• Request: Review the listing and copy each line that holds the word "true".
--- Begin Information provided ---
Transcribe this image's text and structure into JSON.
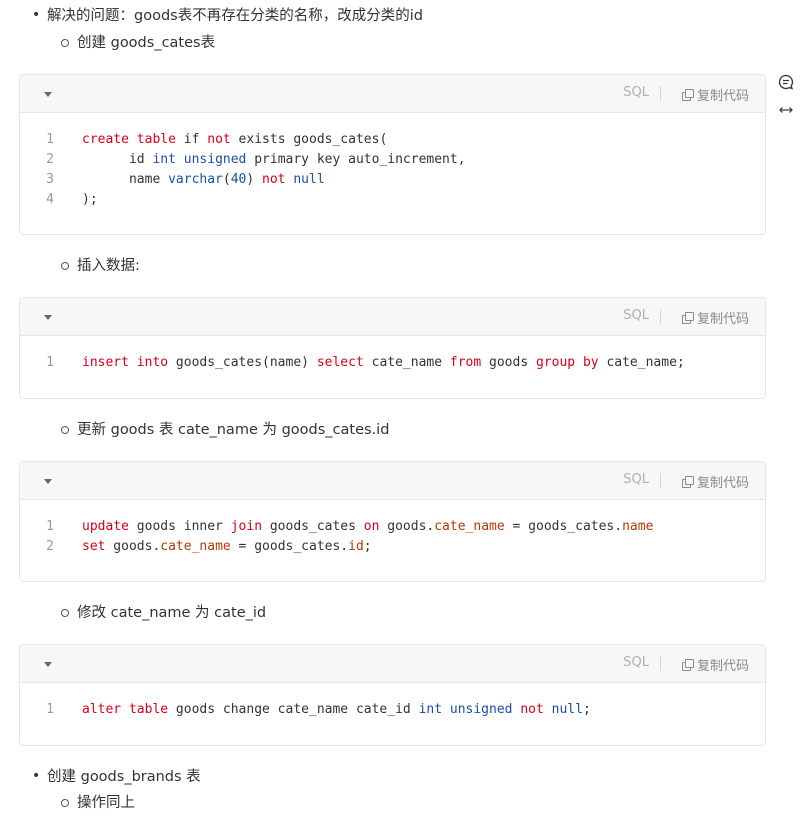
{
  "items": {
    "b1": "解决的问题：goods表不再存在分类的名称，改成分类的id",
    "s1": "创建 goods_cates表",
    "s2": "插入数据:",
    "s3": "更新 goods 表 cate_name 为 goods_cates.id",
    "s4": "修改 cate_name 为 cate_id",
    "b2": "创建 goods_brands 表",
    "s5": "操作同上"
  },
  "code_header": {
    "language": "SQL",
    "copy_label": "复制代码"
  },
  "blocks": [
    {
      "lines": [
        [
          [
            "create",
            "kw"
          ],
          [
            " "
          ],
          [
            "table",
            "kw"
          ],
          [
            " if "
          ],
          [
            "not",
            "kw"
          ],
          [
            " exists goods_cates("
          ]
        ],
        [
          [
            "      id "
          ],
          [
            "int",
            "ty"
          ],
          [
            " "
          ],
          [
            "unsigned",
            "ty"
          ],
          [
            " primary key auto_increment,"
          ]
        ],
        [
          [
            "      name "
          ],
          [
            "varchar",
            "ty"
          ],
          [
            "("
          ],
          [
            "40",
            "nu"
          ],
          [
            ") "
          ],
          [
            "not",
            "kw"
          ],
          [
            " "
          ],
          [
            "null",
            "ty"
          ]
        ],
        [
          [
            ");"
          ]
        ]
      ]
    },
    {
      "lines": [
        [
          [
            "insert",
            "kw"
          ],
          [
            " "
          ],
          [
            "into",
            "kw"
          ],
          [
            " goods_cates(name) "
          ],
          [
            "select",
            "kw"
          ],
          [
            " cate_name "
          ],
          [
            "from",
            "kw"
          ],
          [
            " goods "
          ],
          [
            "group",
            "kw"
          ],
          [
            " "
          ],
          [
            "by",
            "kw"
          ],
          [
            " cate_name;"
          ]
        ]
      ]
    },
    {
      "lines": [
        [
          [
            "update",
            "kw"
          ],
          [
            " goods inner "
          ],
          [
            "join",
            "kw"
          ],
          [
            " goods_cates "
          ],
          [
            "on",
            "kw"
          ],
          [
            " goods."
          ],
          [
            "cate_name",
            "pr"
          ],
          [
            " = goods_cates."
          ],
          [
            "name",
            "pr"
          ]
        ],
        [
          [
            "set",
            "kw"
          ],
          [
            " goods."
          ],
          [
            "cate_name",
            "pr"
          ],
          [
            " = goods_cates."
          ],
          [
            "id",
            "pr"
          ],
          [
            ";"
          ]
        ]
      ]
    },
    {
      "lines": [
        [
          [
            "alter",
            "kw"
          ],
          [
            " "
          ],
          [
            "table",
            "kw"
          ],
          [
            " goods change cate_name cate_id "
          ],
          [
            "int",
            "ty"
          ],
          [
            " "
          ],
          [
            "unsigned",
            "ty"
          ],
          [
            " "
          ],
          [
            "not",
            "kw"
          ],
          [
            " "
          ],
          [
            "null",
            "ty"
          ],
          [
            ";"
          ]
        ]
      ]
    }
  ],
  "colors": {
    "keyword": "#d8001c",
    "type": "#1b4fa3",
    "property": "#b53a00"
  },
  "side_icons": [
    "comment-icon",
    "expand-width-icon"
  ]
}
--- End Information provided ---
--- Begin Information provided ---
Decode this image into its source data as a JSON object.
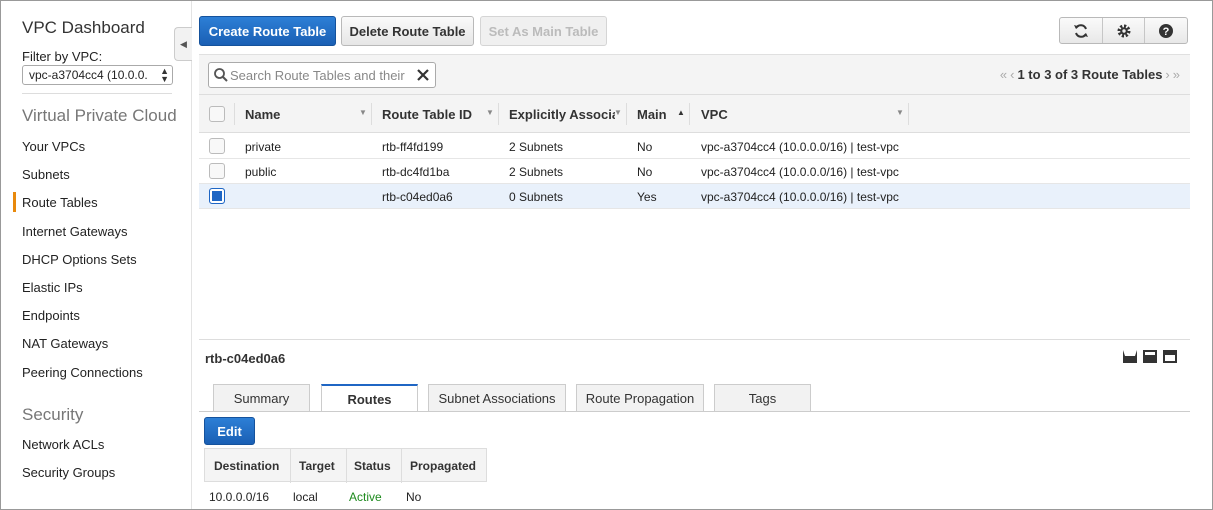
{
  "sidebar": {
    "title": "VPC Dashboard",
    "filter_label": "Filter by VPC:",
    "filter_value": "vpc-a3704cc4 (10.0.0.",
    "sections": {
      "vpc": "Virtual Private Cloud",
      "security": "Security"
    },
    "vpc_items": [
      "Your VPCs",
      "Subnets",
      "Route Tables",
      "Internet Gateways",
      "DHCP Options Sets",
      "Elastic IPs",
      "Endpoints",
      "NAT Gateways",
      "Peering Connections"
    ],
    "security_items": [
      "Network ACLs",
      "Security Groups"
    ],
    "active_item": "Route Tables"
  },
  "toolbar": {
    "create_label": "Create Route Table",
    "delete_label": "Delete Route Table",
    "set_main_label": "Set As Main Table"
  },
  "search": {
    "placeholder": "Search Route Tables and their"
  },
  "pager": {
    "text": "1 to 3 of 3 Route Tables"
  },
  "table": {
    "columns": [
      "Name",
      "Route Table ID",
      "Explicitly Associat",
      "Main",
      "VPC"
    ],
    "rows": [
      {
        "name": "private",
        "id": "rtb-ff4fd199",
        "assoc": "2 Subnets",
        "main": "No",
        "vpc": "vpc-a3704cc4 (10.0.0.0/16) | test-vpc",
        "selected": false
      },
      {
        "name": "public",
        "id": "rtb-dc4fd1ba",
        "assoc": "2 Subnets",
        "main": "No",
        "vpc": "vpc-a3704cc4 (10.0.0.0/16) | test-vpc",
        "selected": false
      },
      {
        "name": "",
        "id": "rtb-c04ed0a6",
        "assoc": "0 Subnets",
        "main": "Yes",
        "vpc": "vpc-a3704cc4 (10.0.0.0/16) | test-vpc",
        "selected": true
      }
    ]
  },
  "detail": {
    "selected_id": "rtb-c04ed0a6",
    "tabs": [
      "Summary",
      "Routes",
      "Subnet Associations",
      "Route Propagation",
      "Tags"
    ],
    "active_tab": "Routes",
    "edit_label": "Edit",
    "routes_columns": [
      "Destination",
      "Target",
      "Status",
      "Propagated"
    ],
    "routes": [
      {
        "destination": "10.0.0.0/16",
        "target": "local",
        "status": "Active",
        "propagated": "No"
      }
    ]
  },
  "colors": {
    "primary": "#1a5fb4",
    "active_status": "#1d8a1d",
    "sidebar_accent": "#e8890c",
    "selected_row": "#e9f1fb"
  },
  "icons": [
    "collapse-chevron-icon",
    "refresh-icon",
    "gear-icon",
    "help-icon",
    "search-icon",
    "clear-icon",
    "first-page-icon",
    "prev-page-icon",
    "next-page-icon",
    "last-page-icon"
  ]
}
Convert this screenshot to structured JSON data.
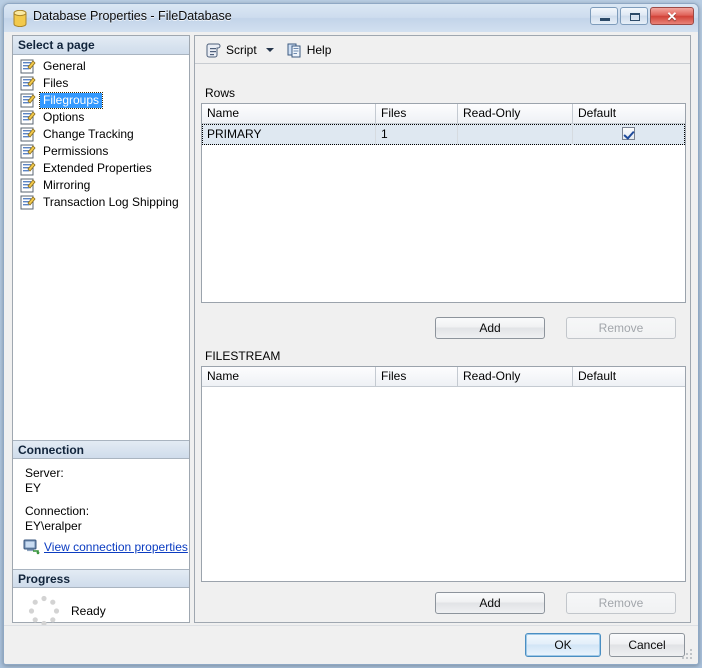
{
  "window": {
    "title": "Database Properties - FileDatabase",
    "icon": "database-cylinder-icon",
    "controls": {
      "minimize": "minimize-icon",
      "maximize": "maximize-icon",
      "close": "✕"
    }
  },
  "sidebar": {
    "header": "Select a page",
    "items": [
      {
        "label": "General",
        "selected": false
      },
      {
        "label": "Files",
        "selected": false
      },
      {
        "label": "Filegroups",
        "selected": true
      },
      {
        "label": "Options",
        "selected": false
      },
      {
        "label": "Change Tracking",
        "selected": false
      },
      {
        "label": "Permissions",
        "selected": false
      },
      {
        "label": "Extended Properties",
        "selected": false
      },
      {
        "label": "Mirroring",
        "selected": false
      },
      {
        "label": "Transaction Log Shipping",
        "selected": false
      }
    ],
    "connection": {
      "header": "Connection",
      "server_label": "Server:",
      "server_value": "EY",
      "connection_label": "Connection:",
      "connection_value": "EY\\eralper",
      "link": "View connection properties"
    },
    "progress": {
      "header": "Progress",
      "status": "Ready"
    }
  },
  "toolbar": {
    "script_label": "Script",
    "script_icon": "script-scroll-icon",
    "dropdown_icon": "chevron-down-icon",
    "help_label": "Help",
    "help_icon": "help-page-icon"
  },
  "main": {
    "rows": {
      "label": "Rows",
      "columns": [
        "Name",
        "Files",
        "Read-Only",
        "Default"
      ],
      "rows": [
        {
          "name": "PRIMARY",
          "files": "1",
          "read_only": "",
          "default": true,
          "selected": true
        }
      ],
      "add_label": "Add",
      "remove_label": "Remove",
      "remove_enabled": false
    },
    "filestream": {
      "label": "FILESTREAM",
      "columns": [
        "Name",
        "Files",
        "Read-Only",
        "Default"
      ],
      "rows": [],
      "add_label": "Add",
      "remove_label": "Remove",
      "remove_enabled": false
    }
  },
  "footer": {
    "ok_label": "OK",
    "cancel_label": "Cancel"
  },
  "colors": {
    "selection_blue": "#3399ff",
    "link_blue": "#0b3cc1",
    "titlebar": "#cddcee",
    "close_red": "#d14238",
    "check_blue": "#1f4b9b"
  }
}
--- End Information provided ---
--- Begin Information provided ---
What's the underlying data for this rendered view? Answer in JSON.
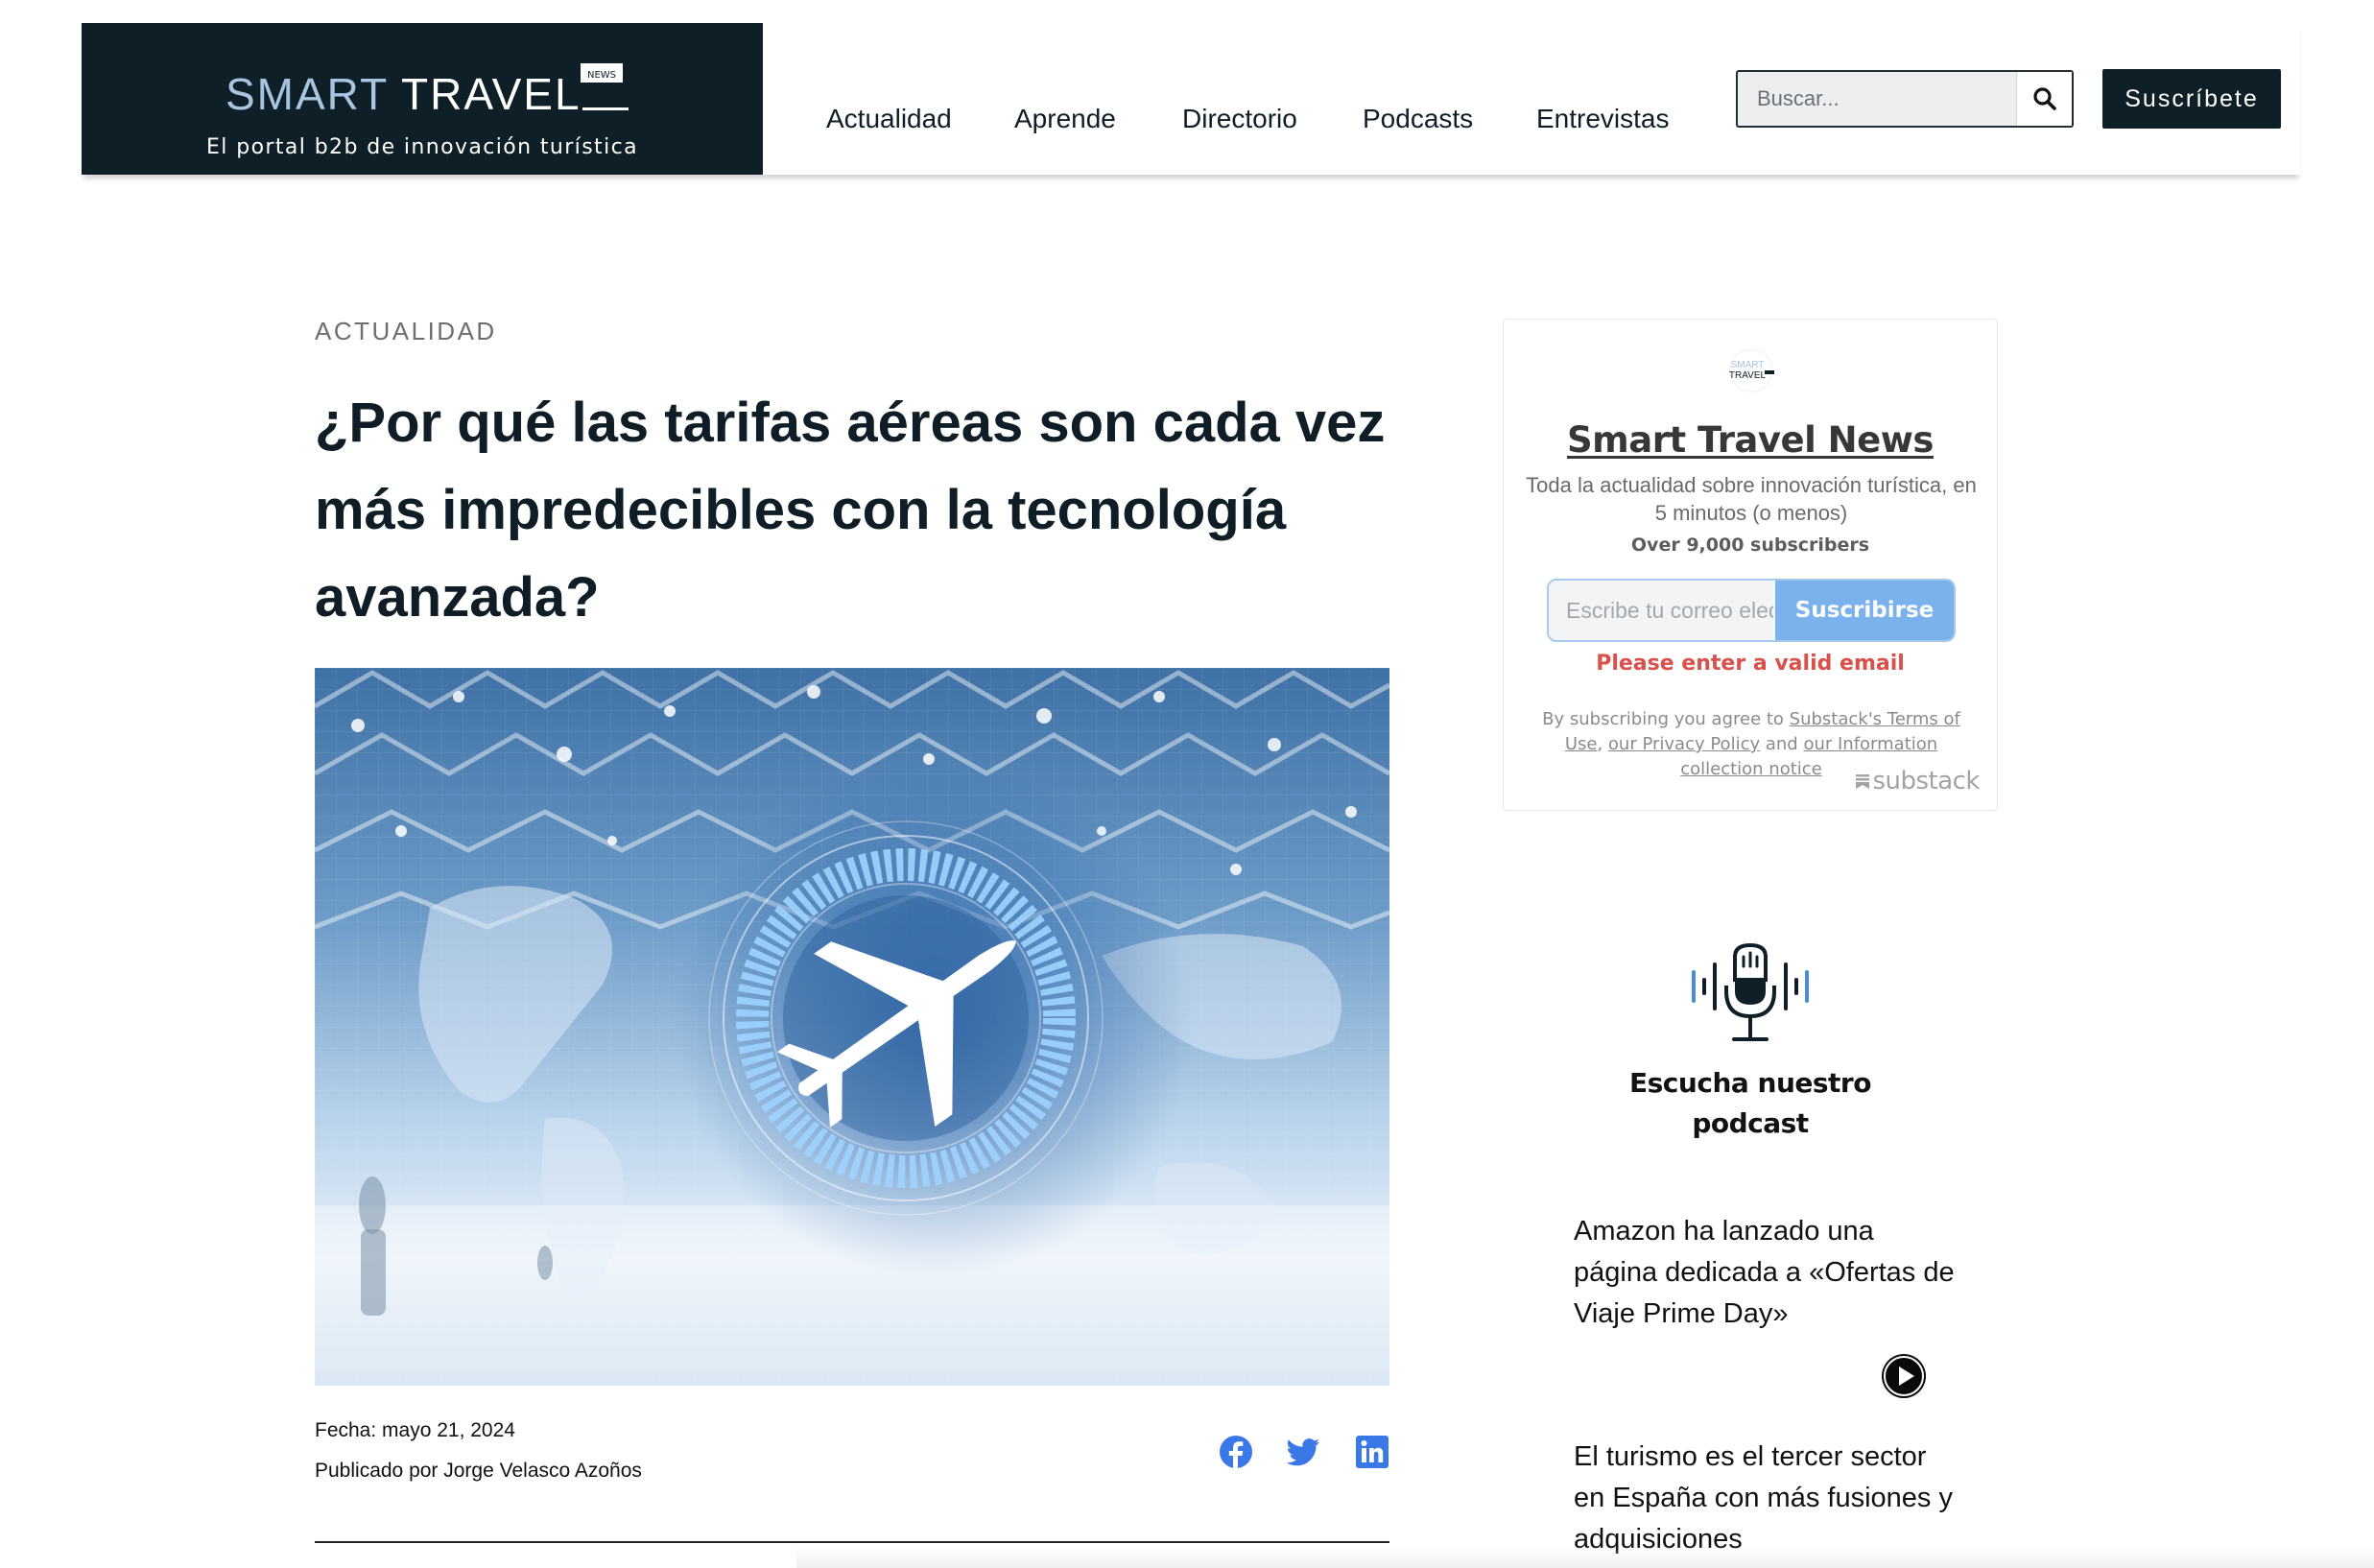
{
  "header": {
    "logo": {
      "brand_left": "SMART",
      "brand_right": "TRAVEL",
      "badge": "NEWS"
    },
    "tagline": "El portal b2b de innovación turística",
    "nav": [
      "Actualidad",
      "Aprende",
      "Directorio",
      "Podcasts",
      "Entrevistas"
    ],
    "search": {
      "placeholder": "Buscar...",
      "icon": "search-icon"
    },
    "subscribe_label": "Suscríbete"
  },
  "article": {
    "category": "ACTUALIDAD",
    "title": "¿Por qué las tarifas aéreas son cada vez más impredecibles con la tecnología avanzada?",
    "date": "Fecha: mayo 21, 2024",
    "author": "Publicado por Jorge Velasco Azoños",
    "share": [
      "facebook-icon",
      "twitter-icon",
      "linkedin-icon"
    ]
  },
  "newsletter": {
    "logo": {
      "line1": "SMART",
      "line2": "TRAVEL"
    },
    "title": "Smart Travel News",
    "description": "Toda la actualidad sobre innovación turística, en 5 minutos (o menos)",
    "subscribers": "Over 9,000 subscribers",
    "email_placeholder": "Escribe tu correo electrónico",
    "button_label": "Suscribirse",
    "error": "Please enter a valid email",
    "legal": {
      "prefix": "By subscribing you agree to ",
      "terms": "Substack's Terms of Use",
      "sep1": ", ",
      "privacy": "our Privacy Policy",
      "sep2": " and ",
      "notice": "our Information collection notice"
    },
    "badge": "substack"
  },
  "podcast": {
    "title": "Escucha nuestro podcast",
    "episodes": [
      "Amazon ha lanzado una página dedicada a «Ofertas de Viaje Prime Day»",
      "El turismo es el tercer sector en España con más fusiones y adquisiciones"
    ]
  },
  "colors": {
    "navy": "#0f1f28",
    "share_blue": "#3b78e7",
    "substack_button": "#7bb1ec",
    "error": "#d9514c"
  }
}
--- End Information provided ---
• Solution for this problem:
        "selected": true
        "selected": true
          "default": true,
          "selected": true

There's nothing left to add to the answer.